[A block of data]
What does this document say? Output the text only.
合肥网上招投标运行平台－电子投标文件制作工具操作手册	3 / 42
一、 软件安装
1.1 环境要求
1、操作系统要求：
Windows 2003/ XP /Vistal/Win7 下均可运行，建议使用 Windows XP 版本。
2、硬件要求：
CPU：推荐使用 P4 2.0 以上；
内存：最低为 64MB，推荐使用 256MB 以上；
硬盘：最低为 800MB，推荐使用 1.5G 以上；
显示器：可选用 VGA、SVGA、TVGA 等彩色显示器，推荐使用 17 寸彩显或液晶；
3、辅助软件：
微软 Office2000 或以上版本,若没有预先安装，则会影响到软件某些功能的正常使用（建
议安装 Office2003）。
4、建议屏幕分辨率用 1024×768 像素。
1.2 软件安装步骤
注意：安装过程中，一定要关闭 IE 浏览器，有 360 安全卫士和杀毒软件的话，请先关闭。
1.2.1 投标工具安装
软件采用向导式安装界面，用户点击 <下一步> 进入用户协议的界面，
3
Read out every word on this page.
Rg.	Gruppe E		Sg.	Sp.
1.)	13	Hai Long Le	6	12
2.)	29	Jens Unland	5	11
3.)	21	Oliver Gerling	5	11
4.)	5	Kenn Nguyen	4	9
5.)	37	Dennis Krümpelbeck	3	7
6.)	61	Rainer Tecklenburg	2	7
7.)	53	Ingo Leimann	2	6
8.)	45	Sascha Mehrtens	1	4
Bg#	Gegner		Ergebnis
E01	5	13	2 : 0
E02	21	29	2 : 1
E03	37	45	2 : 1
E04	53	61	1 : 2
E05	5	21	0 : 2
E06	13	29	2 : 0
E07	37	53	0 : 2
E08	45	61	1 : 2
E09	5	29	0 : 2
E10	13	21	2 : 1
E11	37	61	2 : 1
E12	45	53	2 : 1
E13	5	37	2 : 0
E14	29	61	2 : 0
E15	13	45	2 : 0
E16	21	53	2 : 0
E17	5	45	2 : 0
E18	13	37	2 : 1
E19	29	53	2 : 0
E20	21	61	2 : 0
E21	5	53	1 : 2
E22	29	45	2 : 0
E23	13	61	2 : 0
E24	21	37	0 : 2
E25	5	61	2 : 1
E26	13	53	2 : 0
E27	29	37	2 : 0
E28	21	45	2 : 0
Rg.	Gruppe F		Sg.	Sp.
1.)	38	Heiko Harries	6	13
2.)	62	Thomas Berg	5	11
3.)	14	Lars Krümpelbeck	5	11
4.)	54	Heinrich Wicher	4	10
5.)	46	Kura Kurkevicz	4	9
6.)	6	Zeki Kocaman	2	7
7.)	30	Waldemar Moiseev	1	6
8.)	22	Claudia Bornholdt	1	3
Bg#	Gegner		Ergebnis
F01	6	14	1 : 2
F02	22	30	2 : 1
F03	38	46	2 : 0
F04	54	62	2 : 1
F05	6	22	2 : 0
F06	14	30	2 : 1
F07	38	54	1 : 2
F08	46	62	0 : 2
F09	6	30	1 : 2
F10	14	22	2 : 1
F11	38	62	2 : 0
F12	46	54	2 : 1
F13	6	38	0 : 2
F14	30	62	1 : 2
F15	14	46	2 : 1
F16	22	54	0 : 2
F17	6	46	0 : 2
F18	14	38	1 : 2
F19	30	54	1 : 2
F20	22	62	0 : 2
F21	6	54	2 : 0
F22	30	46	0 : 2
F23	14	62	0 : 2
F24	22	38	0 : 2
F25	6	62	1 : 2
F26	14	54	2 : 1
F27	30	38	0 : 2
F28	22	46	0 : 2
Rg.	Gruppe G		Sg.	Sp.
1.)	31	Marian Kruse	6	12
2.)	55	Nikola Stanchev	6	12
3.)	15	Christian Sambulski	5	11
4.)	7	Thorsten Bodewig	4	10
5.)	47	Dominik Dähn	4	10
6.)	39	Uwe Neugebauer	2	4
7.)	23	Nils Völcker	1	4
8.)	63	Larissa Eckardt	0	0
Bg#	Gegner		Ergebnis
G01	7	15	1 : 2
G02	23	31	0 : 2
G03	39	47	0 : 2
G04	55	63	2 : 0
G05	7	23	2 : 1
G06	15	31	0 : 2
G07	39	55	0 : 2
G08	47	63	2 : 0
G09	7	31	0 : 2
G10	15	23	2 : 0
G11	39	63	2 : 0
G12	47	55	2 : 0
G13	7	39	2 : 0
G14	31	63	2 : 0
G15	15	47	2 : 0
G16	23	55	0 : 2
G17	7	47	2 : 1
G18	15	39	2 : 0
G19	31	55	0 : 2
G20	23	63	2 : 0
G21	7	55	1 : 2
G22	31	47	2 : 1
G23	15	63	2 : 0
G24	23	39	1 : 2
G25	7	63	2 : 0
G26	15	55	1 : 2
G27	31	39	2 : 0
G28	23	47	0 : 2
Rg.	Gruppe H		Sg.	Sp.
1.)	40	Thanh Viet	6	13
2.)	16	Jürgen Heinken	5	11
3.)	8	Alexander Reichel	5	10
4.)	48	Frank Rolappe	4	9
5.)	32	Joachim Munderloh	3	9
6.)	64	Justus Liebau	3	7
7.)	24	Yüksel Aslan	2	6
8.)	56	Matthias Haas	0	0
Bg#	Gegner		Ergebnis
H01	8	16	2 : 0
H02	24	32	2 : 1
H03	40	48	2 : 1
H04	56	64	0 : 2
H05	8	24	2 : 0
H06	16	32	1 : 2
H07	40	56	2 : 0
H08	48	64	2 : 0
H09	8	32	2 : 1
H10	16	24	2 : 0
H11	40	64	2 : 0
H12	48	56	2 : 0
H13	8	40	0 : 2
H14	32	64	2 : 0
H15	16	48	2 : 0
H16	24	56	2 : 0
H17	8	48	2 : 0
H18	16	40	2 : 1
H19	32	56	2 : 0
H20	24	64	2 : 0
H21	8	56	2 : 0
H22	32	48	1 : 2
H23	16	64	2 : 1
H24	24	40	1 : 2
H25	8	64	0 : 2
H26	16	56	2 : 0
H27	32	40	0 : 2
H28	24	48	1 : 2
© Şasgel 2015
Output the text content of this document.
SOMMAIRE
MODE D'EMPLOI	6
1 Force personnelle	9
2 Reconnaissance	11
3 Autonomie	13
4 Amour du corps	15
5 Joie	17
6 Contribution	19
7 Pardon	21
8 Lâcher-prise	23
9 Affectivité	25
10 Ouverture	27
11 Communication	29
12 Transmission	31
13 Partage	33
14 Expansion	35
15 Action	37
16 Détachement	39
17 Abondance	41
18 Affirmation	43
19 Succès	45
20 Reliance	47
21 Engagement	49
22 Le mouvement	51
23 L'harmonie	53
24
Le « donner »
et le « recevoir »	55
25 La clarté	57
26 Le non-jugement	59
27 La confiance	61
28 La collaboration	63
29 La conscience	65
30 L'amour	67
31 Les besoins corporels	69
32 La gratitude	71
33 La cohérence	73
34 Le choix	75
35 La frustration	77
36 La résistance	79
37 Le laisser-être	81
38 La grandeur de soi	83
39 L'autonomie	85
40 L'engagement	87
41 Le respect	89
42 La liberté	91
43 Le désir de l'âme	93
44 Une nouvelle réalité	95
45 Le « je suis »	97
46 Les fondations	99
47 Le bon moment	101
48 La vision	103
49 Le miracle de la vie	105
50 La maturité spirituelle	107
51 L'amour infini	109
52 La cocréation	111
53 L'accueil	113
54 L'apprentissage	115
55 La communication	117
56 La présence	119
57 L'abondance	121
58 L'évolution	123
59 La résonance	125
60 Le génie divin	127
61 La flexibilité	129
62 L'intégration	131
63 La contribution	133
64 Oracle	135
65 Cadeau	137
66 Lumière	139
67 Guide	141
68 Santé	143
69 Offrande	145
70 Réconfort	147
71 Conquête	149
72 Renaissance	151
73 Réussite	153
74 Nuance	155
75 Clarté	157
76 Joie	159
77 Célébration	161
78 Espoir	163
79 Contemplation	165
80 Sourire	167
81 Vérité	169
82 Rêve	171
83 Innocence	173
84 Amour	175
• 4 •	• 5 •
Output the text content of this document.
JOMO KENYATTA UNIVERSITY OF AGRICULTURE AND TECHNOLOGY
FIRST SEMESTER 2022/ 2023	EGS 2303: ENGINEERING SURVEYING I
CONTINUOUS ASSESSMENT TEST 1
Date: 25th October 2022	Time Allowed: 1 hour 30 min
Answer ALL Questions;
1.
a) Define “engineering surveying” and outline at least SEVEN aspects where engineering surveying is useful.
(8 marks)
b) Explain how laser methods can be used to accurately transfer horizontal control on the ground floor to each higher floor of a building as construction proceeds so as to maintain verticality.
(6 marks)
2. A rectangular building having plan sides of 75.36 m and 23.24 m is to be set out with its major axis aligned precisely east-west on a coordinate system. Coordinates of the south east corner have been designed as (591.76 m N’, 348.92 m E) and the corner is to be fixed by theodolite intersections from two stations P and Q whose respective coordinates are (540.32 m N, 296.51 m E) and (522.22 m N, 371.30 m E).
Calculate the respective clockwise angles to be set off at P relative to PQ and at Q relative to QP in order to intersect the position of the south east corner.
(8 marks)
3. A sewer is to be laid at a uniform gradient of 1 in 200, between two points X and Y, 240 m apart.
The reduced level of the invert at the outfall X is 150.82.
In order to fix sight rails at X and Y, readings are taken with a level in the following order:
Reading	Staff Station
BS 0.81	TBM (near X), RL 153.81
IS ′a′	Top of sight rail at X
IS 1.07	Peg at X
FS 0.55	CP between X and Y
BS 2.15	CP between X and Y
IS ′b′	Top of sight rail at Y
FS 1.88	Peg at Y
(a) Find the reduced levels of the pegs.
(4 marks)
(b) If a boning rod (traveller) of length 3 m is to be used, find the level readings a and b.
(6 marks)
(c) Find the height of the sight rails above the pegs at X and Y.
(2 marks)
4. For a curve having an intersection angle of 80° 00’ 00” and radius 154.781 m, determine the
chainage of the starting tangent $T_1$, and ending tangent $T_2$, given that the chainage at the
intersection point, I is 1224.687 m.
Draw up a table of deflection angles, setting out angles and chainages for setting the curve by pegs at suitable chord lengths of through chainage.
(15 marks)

CHALLENGE: Find the word "sight" in the data and show each line that holds it.

THE SOLUTION:
In order to fix sight rails at X and Y, readings are taken with a level in the following order:
IS ′a′	Top of sight rail at X
IS ′b′	Top of sight rail at Y
(c) Find the height of the sight rails above the pegs at X and Y.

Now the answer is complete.